##### Record set
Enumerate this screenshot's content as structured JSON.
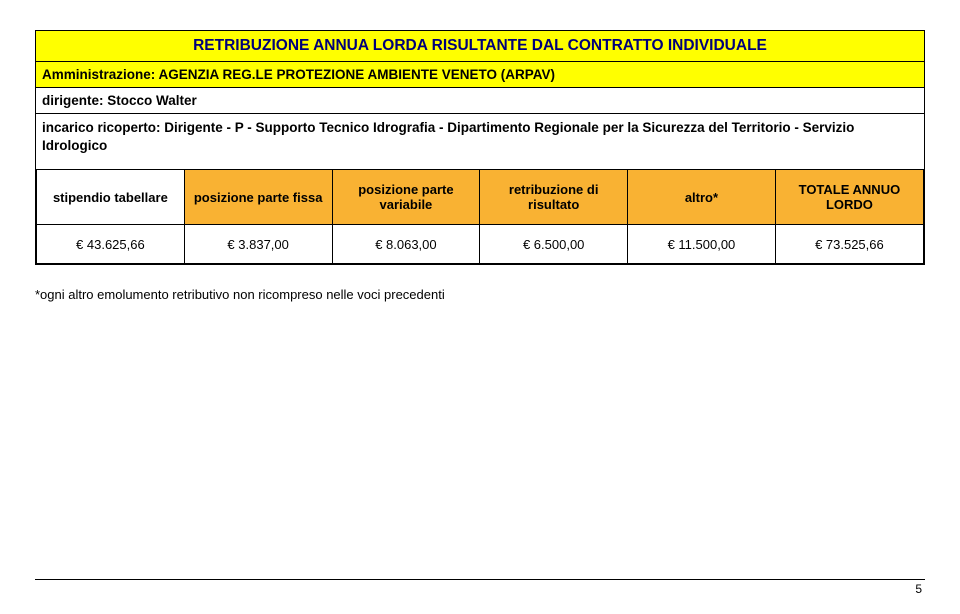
{
  "colors": {
    "yellow": "#ffff00",
    "orange": "#f9b233",
    "white": "#ffffff",
    "text": "#000000",
    "title_text": "#00007a"
  },
  "title": "RETRIBUZIONE ANNUA LORDA RISULTANTE DAL CONTRATTO INDIVIDUALE",
  "administration": "Amministrazione: AGENZIA REG.LE PROTEZIONE AMBIENTE VENETO (ARPAV)",
  "dirigente": "dirigente: Stocco Walter",
  "incarico": "incarico ricoperto: Dirigente - P - Supporto Tecnico Idrografia - Dipartimento Regionale per la Sicurezza del Territorio - Servizio Idrologico",
  "headers": {
    "c0": "stipendio tabellare",
    "c1": "posizione parte fissa",
    "c2": "posizione parte variabile",
    "c3": "retribuzione di risultato",
    "c4": "altro*",
    "c5": "TOTALE ANNUO LORDO"
  },
  "row": {
    "c0": "€ 43.625,66",
    "c1": "€ 3.837,00",
    "c2": "€ 8.063,00",
    "c3": "€ 6.500,00",
    "c4": "€ 11.500,00",
    "c5": "€ 73.525,66"
  },
  "footnote": "*ogni altro emolumento retributivo non ricompreso nelle voci precedenti",
  "page_number": "5",
  "col_widths": [
    "16.66%",
    "16.66%",
    "16.66%",
    "16.66%",
    "16.66%",
    "16.7%"
  ],
  "header_bg": [
    "#ffffff",
    "#f9b233",
    "#f9b233",
    "#f9b233",
    "#f9b233",
    "#f9b233"
  ]
}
##########
Required work
Omit pictures; set down the rest of the material word for word.

Solution to this exercise
Enumerate this screenshot's content as structured JSON.
{
  "colors": {
    "yellow": "#ffff00",
    "orange": "#f9b233",
    "white": "#ffffff",
    "text": "#000000",
    "title_text": "#00007a"
  },
  "title": "RETRIBUZIONE ANNUA LORDA RISULTANTE DAL CONTRATTO INDIVIDUALE",
  "administration": "Amministrazione: AGENZIA REG.LE PROTEZIONE AMBIENTE VENETO (ARPAV)",
  "dirigente": "dirigente: Stocco Walter",
  "incarico": "incarico ricoperto: Dirigente - P - Supporto Tecnico Idrografia - Dipartimento Regionale per la Sicurezza del Territorio - Servizio Idrologico",
  "headers": {
    "c0": "stipendio tabellare",
    "c1": "posizione parte fissa",
    "c2": "posizione parte variabile",
    "c3": "retribuzione di risultato",
    "c4": "altro*",
    "c5": "TOTALE ANNUO LORDO"
  },
  "row": {
    "c0": "€ 43.625,66",
    "c1": "€ 3.837,00",
    "c2": "€ 8.063,00",
    "c3": "€ 6.500,00",
    "c4": "€ 11.500,00",
    "c5": "€ 73.525,66"
  },
  "footnote": "*ogni altro emolumento retributivo non ricompreso nelle voci precedenti",
  "page_number": "5",
  "col_widths": [
    "16.66%",
    "16.66%",
    "16.66%",
    "16.66%",
    "16.66%",
    "16.7%"
  ],
  "header_bg": [
    "#ffffff",
    "#f9b233",
    "#f9b233",
    "#f9b233",
    "#f9b233",
    "#f9b233"
  ]
}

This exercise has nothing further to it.